Rewrite the lines below with every "Stiftung" changed to "Foundation", leaving everything else untouched.
[Start Dataset rows]
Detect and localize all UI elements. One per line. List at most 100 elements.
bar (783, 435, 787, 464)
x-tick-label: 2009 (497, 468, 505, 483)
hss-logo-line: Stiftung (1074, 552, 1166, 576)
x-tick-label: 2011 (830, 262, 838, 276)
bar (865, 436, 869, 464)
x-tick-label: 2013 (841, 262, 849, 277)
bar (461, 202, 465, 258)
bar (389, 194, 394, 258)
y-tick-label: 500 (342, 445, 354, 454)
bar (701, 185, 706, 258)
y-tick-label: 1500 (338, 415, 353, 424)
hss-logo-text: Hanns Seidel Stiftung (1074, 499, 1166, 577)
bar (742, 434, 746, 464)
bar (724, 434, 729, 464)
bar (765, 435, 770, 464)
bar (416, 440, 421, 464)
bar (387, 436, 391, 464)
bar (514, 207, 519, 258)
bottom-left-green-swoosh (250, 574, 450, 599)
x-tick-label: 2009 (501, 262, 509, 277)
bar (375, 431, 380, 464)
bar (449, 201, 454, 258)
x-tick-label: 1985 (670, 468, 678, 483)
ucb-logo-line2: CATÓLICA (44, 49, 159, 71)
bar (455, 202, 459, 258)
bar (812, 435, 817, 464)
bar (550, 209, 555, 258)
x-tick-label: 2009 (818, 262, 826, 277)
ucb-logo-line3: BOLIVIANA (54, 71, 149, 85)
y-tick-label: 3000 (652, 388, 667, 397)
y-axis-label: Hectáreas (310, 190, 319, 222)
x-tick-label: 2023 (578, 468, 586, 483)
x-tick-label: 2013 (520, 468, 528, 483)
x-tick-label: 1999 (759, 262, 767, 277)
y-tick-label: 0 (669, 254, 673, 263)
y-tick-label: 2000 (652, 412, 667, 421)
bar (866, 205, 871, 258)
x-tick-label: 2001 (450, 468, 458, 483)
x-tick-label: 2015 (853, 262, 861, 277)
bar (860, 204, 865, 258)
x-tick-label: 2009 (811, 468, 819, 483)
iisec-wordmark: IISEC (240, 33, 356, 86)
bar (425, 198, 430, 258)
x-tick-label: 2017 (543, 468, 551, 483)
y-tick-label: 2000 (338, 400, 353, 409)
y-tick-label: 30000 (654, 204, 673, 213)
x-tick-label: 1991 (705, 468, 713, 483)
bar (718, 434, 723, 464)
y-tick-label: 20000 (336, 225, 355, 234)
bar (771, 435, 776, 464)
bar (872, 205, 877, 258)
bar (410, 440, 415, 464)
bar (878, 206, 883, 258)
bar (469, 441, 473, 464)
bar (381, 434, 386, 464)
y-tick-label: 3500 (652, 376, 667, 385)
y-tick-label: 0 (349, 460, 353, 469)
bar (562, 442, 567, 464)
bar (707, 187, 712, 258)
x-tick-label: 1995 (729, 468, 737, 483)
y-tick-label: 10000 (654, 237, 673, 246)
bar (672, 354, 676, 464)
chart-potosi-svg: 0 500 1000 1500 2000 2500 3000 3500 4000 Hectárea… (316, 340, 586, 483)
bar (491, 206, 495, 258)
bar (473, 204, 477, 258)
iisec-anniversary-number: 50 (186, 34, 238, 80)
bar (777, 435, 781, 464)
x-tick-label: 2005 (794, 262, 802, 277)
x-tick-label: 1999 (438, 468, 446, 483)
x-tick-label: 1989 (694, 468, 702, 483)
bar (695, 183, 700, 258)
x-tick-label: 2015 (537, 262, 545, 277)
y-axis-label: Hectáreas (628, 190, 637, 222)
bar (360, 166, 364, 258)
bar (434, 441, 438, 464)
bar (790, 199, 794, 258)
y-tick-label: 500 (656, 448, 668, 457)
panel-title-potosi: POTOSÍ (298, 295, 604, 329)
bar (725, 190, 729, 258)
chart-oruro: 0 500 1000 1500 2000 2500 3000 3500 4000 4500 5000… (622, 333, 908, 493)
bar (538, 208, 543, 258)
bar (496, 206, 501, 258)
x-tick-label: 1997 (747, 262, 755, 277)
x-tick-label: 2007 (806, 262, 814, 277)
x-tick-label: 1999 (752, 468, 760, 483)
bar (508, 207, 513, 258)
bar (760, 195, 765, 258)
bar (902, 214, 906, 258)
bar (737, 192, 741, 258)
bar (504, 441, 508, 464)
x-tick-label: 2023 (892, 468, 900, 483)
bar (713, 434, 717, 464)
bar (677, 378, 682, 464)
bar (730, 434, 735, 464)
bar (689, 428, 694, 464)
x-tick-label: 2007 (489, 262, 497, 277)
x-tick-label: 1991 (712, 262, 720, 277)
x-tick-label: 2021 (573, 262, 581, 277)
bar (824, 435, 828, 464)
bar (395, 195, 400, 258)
[End Dataset rows]
### Answer to the problem
Detect and localize all UI elements. One per line. List at most 100 elements.
bar (783, 435, 787, 464)
x-tick-label: 2009 (497, 468, 505, 483)
hss-logo-line: Foundation (1074, 552, 1166, 576)
x-tick-label: 2011 (830, 262, 838, 276)
bar (865, 436, 869, 464)
x-tick-label: 2013 (841, 262, 849, 277)
bar (461, 202, 465, 258)
bar (389, 194, 394, 258)
y-tick-label: 500 (342, 445, 354, 454)
bar (701, 185, 706, 258)
y-tick-label: 1500 (338, 415, 353, 424)
hss-logo-text: Hanns Seidel Foundation (1074, 499, 1166, 577)
bar (742, 434, 746, 464)
bar (724, 434, 729, 464)
bar (765, 435, 770, 464)
bar (416, 440, 421, 464)
bar (387, 436, 391, 464)
bar (514, 207, 519, 258)
bottom-left-green-swoosh (250, 574, 450, 599)
x-tick-label: 2009 (501, 262, 509, 277)
bar (375, 431, 380, 464)
bar (449, 201, 454, 258)
x-tick-label: 1985 (670, 468, 678, 483)
ucb-logo-line2: CATÓLICA (44, 49, 159, 71)
bar (455, 202, 459, 258)
bar (812, 435, 817, 464)
bar (550, 209, 555, 258)
x-tick-label: 2009 (818, 262, 826, 277)
ucb-logo-line3: BOLIVIANA (54, 71, 149, 85)
y-tick-label: 3000 (652, 388, 667, 397)
y-axis-label: Hectáreas (310, 190, 319, 222)
x-tick-label: 2023 (578, 468, 586, 483)
x-tick-label: 2013 (520, 468, 528, 483)
x-tick-label: 1999 (759, 262, 767, 277)
y-tick-label: 0 (669, 254, 673, 263)
y-tick-label: 2000 (652, 412, 667, 421)
bar (866, 205, 871, 258)
x-tick-label: 2001 (450, 468, 458, 483)
x-tick-label: 2015 (853, 262, 861, 277)
bar (860, 204, 865, 258)
x-tick-label: 2009 (811, 468, 819, 483)
iisec-wordmark: IISEC (240, 33, 356, 86)
bar (425, 198, 430, 258)
x-tick-label: 2017 (543, 468, 551, 483)
y-tick-label: 2000 (338, 400, 353, 409)
y-tick-label: 30000 (654, 204, 673, 213)
x-tick-label: 1991 (705, 468, 713, 483)
bar (718, 434, 723, 464)
y-tick-label: 20000 (336, 225, 355, 234)
bar (771, 435, 776, 464)
bar (872, 205, 877, 258)
bar (410, 440, 415, 464)
bar (878, 206, 883, 258)
bar (469, 441, 473, 464)
bar (381, 434, 386, 464)
y-tick-label: 3500 (652, 376, 667, 385)
y-tick-label: 0 (349, 460, 353, 469)
bar (562, 442, 567, 464)
bar (707, 187, 712, 258)
x-tick-label: 1995 (729, 468, 737, 483)
y-tick-label: 10000 (654, 237, 673, 246)
bar (672, 354, 676, 464)
chart-potosi-svg: 0 500 1000 1500 2000 2500 3000 3500 4000 Hectárea… (316, 340, 586, 483)
bar (491, 206, 495, 258)
bar (473, 204, 477, 258)
iisec-anniversary-number: 50 (186, 34, 238, 80)
bar (777, 435, 781, 464)
x-tick-label: 2005 (794, 262, 802, 277)
x-tick-label: 1999 (438, 468, 446, 483)
x-tick-label: 1989 (694, 468, 702, 483)
bar (695, 183, 700, 258)
x-tick-label: 2015 (537, 262, 545, 277)
y-axis-label: Hectáreas (628, 190, 637, 222)
bar (360, 166, 364, 258)
bar (434, 441, 438, 464)
bar (790, 199, 794, 258)
y-tick-label: 500 (656, 448, 668, 457)
panel-title-potosi: POTOSÍ (298, 295, 604, 329)
bar (725, 190, 729, 258)
chart-oruro: 0 500 1000 1500 2000 2500 3000 3500 4000 4500 5000… (622, 333, 908, 493)
bar (538, 208, 543, 258)
bar (496, 206, 501, 258)
x-tick-label: 1997 (747, 262, 755, 277)
x-tick-label: 2007 (806, 262, 814, 277)
x-tick-label: 1999 (752, 468, 760, 483)
bar (508, 207, 513, 258)
bar (760, 195, 765, 258)
bar (902, 214, 906, 258)
bar (737, 192, 741, 258)
bar (504, 441, 508, 464)
x-tick-label: 2023 (892, 468, 900, 483)
bar (713, 434, 717, 464)
bar (677, 378, 682, 464)
bar (730, 434, 735, 464)
bar (689, 428, 694, 464)
x-tick-label: 2007 (489, 262, 497, 277)
x-tick-label: 1991 (712, 262, 720, 277)
x-tick-label: 2021 (573, 262, 581, 277)
bar (824, 435, 828, 464)
bar (395, 195, 400, 258)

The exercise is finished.